(Dataset entries)

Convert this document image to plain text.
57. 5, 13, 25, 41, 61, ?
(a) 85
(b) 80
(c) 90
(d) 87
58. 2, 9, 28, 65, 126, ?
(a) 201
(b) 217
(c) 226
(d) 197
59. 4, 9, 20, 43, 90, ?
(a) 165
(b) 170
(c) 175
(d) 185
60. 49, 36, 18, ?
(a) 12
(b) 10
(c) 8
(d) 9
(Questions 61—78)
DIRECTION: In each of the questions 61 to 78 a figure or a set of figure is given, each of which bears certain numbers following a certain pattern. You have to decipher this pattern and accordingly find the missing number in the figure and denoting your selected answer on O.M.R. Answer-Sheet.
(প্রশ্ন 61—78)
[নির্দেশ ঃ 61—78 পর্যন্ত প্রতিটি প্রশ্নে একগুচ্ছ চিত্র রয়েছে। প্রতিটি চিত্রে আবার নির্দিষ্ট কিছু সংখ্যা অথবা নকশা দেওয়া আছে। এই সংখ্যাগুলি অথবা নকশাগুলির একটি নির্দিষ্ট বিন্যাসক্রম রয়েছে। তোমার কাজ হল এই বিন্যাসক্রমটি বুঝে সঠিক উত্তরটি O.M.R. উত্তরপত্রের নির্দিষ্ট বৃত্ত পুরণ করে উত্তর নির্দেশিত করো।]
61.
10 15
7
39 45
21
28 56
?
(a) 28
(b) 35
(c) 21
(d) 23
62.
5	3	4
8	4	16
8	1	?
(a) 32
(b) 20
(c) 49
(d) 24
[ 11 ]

Task instructions –
Go through the material above line by line and copy it exactly.

Result for this exercise –
Convert this document image to plain text.
57. 5, 13, 25, 41, 61, ?
(a) 85
(b) 80
(c) 90
(d) 87
58. 2, 9, 28, 65, 126, ?
(a) 201
(b) 217
(c) 226
(d) 197
59. 4, 9, 20, 43, 90, ?
(a) 165
(b) 170
(c) 175
(d) 185
60. 49, 36, 18, ?
(a) 12
(b) 10
(c) 8
(d) 9
(Questions 61—78)
DIRECTION: In each of the questions 61 to 78 a figure or a set of figure is given, each of which bears certain numbers following a certain pattern. You have to decipher this pattern and accordingly find the missing number in the figure and denoting your selected answer on O.M.R. Answer-Sheet.
(প্রশ্ন 61—78)
[নির্দেশ ঃ 61—78 পর্যন্ত প্রতিটি প্রশ্নে একগুচ্ছ চিত্র রয়েছে। প্রতিটি চিত্রে আবার নির্দিষ্ট কিছু সংখ্যা অথবা নকশা দেওয়া আছে। এই সংখ্যাগুলি অথবা নকশাগুলির একটি নির্দিষ্ট বিন্যাসক্রম রয়েছে। তোমার কাজ হল এই বিন্যাসক্রমটি বুঝে সঠিক উত্তরটি O.M.R. উত্তরপত্রের নির্দিষ্ট বৃত্ত পুরণ করে উত্তর নির্দেশিত করো।]
61.
10 15
7
39 45
21
28 56
?
(a) 28
(b) 35
(c) 21
(d) 23
62.
5	3	4
8	4	16
8	1	?
(a) 32
(b) 20
(c) 49
(d) 24
[ 11 ]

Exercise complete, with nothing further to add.